» YOUR OBJECTIVE
Copy every line with the string "cudzym" in it.

[Dataset excerpt]
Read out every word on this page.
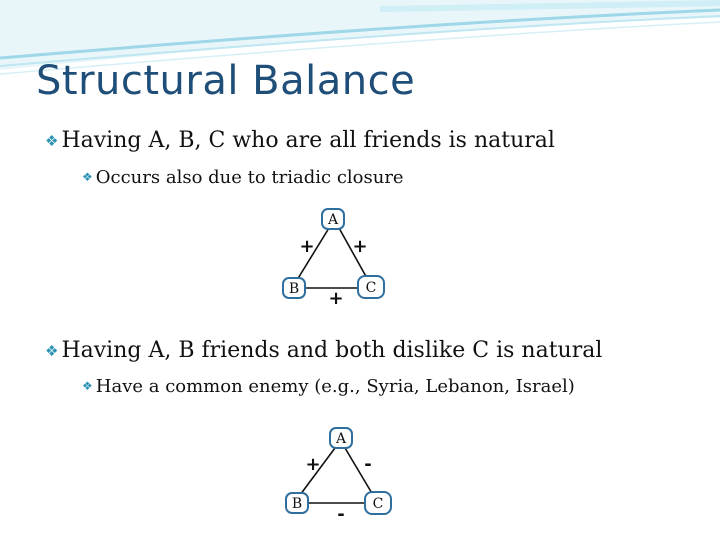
Structural Balance
❖ Having A, B, C who are all friends is natural
❖ Occurs also due to triadic closure
❖ Having A, B friends and both dislike C is natural
❖ Have a common enemy (e.g., Syria, Lebanon, Israel)
A
B	C
+ +
+
A
B	C
+ -
-
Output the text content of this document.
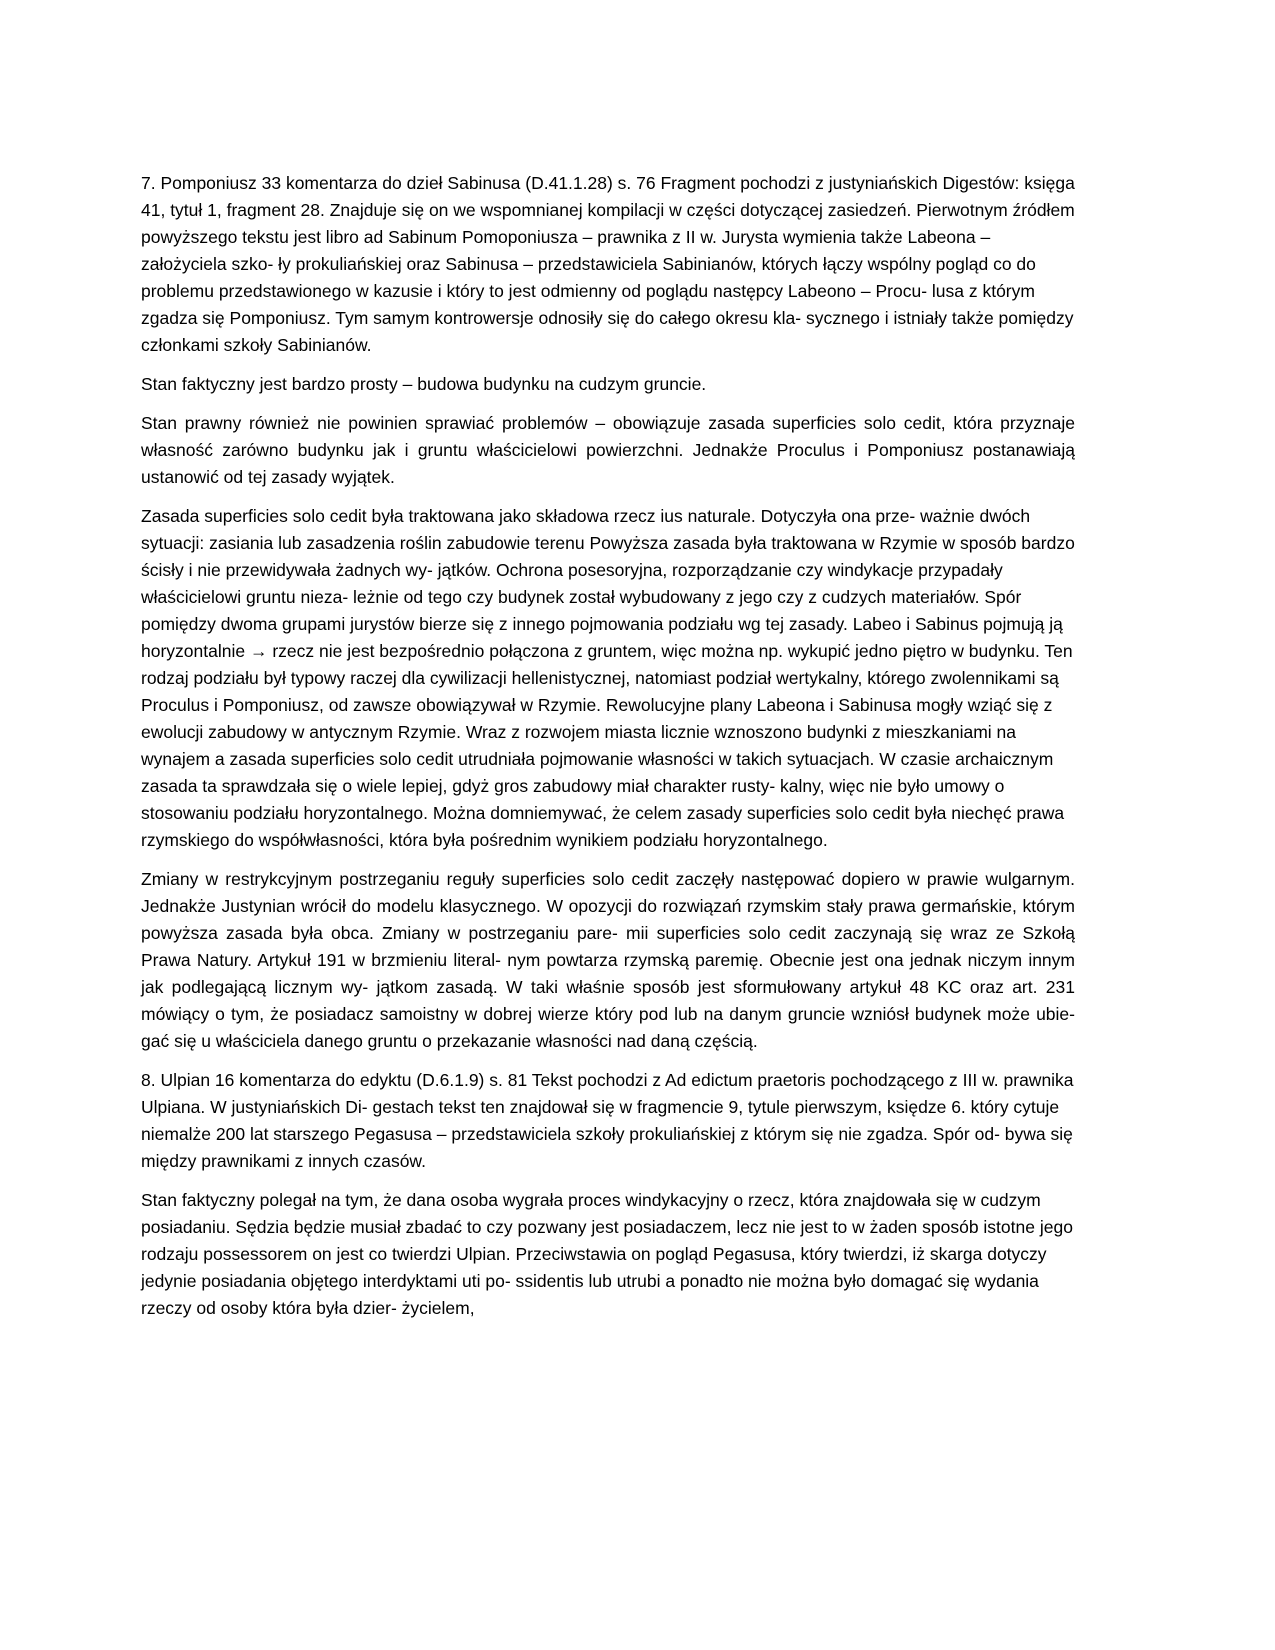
7. Pomponiusz 33 komentarza do dzieł Sabinusa (D.41.1.28) s. 76 Fragment pochodzi z justyniańskich Digestów: księga 41, tytuł 1, fragment 28. Znajduje się on we wspomnianej kompilacji w części dotyczącej zasiedzeń. Pierwotnym źródłem powyższego tekstu jest libro ad Sabinum Pomoponiusza – prawnika z II w. Jurysta wymienia także Labeona – założyciela szko- ły prokuliańskiej oraz Sabinusa – przedstawiciela Sabinianów, których łączy wspólny pogląd co do problemu przedstawionego w kazusie i który to jest odmienny od poglądu następcy Labeono – Procu- lusa z którym zgadza się Pomponiusz. Tym samym kontrowersje odnosiły się do całego okresu kla- sycznego i istniały także pomiędzy członkami szkoły Sabinianów.

Stan faktyczny jest bardzo prosty – budowa budynku na cudzym gruncie.

Stan prawny również nie powinien sprawiać problemów – obowiązuje zasada superficies solo cedit, która przyznaje własność zarówno budynku jak i gruntu właścicielowi powierzchni. Jednakże Proculus i Pomponiusz postanawiają ustanowić od tej zasady wyjątek.

Zasada superficies solo cedit była traktowana jako składowa rzecz ius naturale. Dotyczyła ona prze- ważnie dwóch sytuacji: zasiania lub zasadzenia roślin zabudowie terenu Powyższa zasada była traktowana w Rzymie w sposób bardzo ścisły i nie przewidywała żadnych wy- jątków. Ochrona posesoryjna, rozporządzanie czy windykacje przypadały właścicielowi gruntu nieza- leżnie od tego czy budynek został wybudowany z jego czy z cudzych materiałów. Spór pomiędzy dwoma grupami jurystów bierze się z innego pojmowania podziału wg tej zasady. Labeo i Sabinus pojmują ją horyzontalnie → rzecz nie jest bezpośrednio połączona z gruntem, więc można np. wykupić jedno piętro w budynku. Ten rodzaj podziału był typowy raczej dla cywilizacji hellenistycznej, natomiast podział wertykalny, którego zwolennikami są Proculus i Pomponiusz, od zawsze obowiązywał w Rzymie. Rewolucyjne plany Labeona i Sabinusa mogły wziąć się z ewolucji zabudowy w antycznym Rzymie. Wraz z rozwojem miasta licznie wznoszono budynki z mieszkaniami na wynajem a zasada superficies solo cedit utrudniała pojmowanie własności w takich sytuacjach. W czasie archaicznym zasada ta sprawdzała się o wiele lepiej, gdyż gros zabudowy miał charakter rusty- kalny, więc nie było umowy o stosowaniu podziału horyzontalnego. Można domniemywać, że celem zasady superficies solo cedit była niechęć prawa rzymskiego do współwłasności, która była pośrednim wynikiem podziału horyzontalnego.

Zmiany w restrykcyjnym postrzeganiu reguły superficies solo cedit zaczęły następować dopiero w prawie wulgarnym. Jednakże Justynian wrócił do modelu klasycznego. W opozycji do rozwiązań rzymskim stały prawa germańskie, którym powyższa zasada była obca. Zmiany w postrzeganiu pare- mii superficies solo cedit zaczynają się wraz ze Szkołą Prawa Natury. Artykuł 191 w brzmieniu literal- nym powtarza rzymską paremię. Obecnie jest ona jednak niczym innym jak podlegającą licznym wy- jątkom zasadą. W taki właśnie sposób jest sformułowany artykuł 48 KC oraz art. 231 mówiący o tym, że posiadacz samoistny w dobrej wierze który pod lub na danym gruncie wzniósł budynek może ubie- gać się u właściciela danego gruntu o przekazanie własności nad daną częścią.

8. Ulpian 16 komentarza do edyktu (D.6.1.9) s. 81 Tekst pochodzi z Ad edictum praetoris pochodzącego z III w. prawnika Ulpiana. W justyniańskich Di- gestach tekst ten znajdował się w fragmencie 9, tytule pierwszym, księdze 6. który cytuje niemalże 200 lat starszego Pegasusa – przedstawiciela szkoły prokuliańskiej z którym się nie zgadza. Spór od- bywa się między prawnikami z innych czasów.

Stan faktyczny polegał na tym, że dana osoba wygrała proces windykacyjny o rzecz, która znajdowała się w cudzym posiadaniu. Sędzia będzie musiał zbadać to czy pozwany jest posiadaczem, lecz nie jest to w żaden sposób istotne jego rodzaju possessorem on jest co twierdzi Ulpian. Przeciwstawia on pogląd Pegasusa, który twierdzi, iż skarga dotyczy jedynie posiadania objętego interdyktami uti po- ssidentis lub utrubi a ponadto nie można było domagać się wydania rzeczy od osoby która była dzier- życielem,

» ANSWER FOR THIS EXERCISE
Stan faktyczny jest bardzo prosty – budowa budynku na cudzym gruncie.
Stan faktyczny polegał na tym, że dana osoba wygrała proces windykacyjny o rzecz, która znajdowała się w cudzym posiadaniu. Sędzia będzie musiał zbadać to czy pozwany jest posiadaczem, lecz nie jest to w żaden sposób istotne jego rodzaju possessorem on jest co twierdzi Ulpian. Przeciwstawia on pogląd Pegasusa, który twierdzi, iż skarga dotyczy jedynie posiadania objętego interdyktami uti po- ssidentis lub utrubi a ponadto nie można było domagać się wydania rzeczy od osoby która była dzier- życielem,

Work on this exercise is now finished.